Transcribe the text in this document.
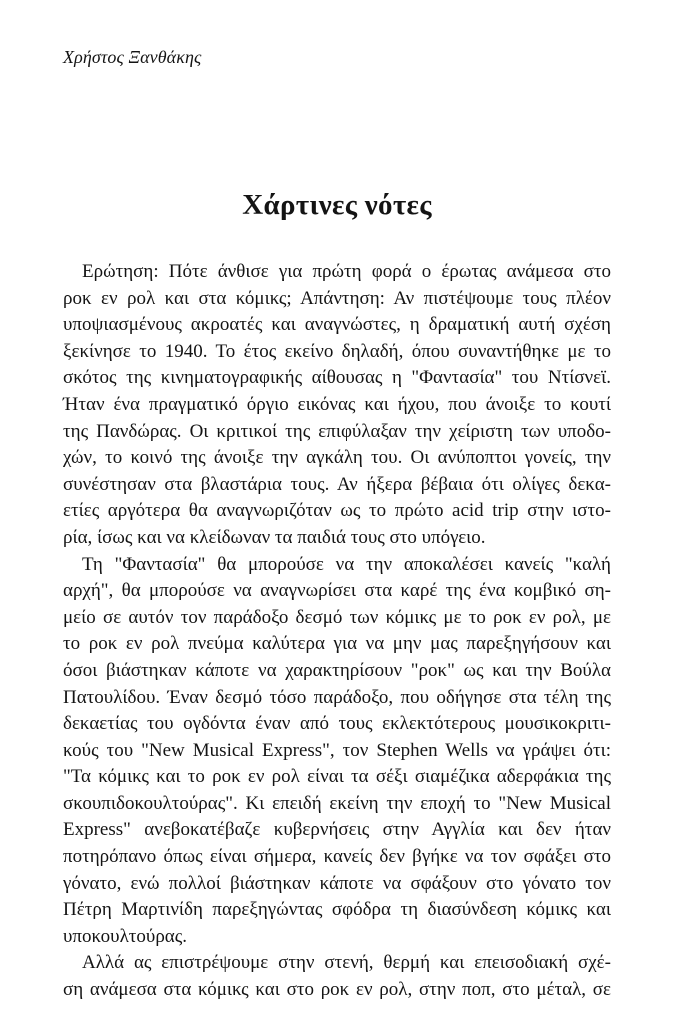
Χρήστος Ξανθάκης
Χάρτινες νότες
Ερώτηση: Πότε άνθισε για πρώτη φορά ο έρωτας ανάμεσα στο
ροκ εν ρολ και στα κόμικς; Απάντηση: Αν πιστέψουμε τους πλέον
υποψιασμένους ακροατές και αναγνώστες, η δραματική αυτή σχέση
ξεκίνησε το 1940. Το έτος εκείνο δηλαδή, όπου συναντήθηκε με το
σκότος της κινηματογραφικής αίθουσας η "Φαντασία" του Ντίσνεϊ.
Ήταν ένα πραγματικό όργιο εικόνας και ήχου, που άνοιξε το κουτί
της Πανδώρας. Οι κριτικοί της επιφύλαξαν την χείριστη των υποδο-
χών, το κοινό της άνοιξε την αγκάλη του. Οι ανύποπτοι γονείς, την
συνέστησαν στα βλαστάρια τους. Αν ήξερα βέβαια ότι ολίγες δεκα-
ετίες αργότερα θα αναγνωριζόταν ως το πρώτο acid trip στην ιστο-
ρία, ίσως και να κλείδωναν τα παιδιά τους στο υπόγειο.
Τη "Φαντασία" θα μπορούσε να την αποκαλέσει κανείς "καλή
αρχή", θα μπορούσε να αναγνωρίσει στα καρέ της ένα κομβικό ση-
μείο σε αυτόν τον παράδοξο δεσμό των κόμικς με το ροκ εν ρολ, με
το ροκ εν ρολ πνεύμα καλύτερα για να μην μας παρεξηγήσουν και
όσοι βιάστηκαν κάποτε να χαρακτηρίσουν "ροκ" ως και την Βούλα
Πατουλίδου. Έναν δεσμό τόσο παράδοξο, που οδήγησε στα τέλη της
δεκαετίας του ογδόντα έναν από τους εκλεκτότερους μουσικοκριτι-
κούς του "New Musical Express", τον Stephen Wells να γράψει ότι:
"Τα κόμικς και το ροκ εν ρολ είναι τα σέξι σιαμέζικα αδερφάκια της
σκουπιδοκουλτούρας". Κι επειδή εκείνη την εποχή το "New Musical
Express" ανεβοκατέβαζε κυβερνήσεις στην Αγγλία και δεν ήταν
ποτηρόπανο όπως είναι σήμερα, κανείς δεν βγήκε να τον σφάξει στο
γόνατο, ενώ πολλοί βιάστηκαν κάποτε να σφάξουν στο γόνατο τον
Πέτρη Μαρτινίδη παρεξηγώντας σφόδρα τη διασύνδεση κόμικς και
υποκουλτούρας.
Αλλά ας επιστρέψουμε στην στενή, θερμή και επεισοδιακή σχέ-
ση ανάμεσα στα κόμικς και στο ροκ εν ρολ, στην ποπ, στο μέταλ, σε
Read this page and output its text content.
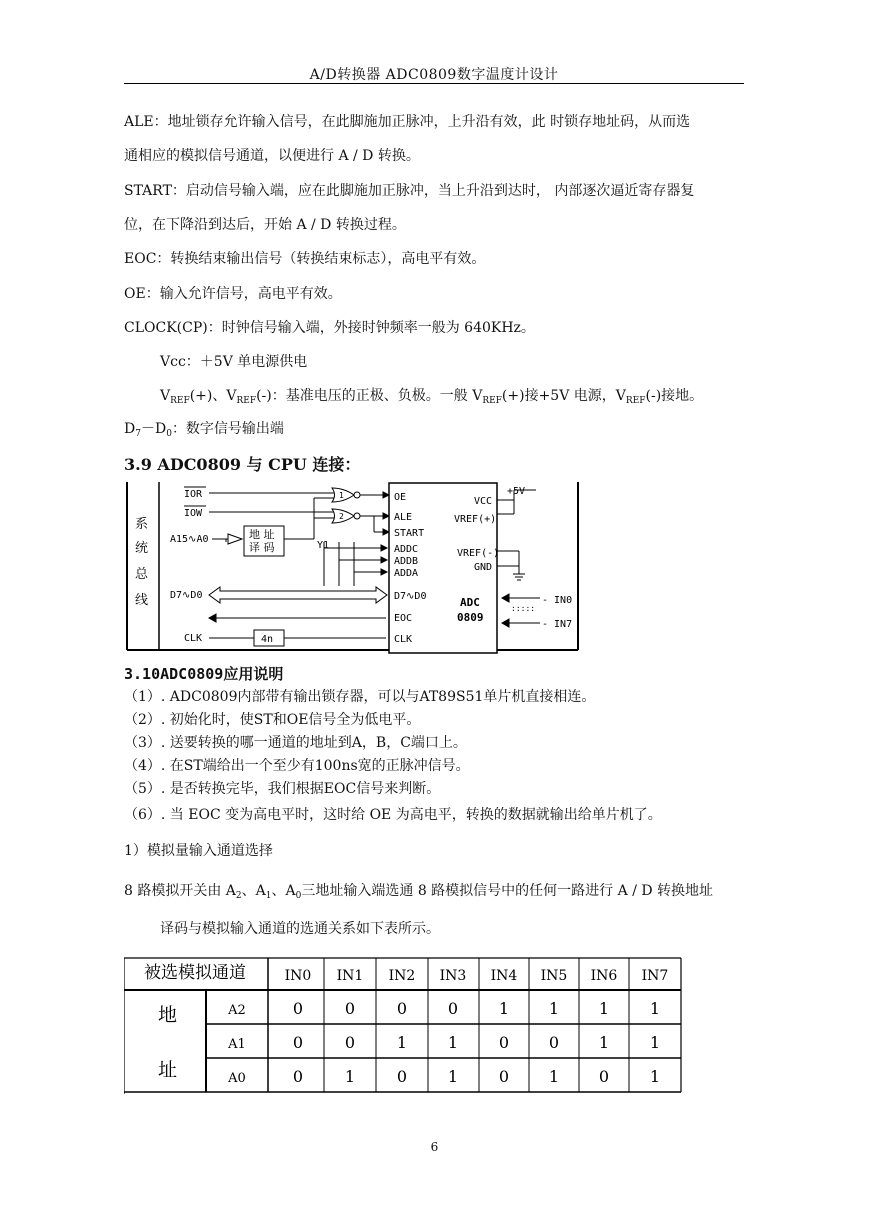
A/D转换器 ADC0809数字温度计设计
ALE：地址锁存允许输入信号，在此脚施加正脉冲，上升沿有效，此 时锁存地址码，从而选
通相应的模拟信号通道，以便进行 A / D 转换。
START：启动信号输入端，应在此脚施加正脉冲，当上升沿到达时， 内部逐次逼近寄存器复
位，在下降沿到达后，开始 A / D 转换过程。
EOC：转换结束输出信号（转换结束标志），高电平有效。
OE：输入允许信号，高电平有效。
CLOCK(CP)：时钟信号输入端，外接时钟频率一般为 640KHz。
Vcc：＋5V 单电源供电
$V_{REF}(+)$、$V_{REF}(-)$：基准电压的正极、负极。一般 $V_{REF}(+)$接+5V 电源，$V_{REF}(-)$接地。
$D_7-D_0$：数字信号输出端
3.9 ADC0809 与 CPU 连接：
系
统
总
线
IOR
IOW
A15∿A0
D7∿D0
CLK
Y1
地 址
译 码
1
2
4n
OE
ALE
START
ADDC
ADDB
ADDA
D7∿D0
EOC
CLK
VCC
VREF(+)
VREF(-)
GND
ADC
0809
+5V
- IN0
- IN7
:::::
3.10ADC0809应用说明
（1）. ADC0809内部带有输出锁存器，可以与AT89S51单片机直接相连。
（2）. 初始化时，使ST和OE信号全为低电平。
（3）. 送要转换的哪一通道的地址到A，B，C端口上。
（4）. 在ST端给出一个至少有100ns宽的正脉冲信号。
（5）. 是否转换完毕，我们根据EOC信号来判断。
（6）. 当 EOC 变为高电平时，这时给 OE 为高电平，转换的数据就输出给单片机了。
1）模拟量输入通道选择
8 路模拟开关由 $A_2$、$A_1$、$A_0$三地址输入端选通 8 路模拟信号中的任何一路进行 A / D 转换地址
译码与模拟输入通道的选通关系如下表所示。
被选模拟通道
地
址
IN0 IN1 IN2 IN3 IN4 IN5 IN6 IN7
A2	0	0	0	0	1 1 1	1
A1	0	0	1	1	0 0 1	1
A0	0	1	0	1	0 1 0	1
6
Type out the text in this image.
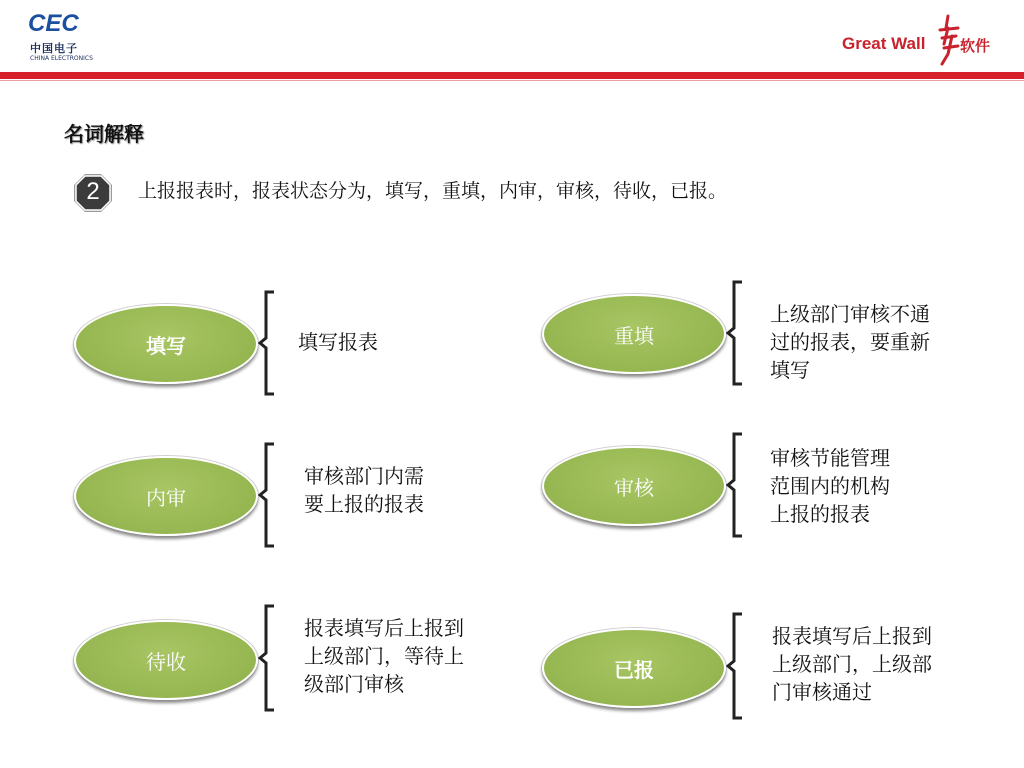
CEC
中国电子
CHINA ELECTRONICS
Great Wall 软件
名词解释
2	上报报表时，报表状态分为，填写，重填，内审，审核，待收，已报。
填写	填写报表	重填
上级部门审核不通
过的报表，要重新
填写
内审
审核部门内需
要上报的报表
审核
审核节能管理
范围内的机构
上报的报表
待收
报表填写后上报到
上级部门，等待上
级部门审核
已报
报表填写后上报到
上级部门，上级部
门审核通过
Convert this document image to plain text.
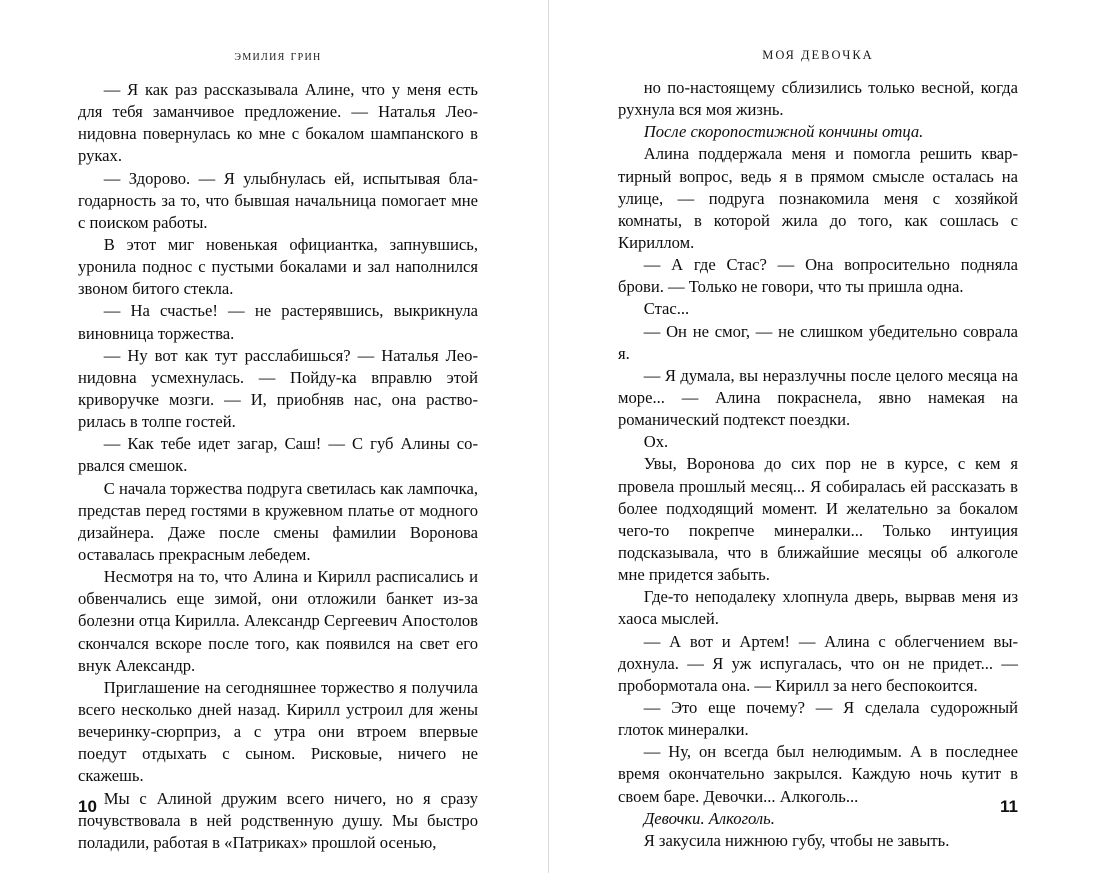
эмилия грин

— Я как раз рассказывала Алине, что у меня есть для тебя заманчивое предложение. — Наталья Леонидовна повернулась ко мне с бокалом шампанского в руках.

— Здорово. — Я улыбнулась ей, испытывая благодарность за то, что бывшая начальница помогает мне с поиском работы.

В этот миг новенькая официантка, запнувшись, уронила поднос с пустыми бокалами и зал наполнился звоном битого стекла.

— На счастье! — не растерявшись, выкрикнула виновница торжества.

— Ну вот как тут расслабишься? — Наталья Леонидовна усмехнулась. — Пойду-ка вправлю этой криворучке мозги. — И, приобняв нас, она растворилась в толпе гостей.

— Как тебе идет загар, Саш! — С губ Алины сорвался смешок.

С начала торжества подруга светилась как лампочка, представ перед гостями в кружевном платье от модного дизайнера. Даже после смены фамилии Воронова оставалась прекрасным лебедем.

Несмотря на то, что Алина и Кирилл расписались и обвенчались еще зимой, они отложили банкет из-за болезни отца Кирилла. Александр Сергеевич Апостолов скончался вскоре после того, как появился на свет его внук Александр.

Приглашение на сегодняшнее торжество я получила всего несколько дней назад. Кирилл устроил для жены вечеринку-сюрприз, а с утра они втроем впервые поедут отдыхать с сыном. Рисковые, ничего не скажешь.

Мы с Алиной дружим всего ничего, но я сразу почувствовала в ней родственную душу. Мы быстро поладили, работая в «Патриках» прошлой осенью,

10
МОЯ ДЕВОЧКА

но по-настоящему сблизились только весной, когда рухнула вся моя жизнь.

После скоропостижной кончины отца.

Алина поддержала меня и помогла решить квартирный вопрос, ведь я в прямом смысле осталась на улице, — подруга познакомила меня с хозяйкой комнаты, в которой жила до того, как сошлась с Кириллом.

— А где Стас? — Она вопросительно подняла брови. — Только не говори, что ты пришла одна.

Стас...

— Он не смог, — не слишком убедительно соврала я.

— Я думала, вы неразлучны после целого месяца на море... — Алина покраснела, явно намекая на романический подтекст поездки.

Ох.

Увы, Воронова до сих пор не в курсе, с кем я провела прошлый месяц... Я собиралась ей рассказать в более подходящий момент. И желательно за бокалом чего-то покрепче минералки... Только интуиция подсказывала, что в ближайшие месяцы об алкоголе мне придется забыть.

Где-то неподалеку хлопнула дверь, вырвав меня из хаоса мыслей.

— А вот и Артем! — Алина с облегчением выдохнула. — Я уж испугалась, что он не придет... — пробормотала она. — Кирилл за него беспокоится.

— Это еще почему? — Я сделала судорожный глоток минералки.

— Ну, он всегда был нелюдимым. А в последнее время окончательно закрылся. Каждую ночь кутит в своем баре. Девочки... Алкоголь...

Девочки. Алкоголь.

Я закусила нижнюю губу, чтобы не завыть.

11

_Exercise details_
Every line of the records that includes the word "image" should be gathered.

_Task answer_
Type out the text in this image.
Convert this document image to plain text.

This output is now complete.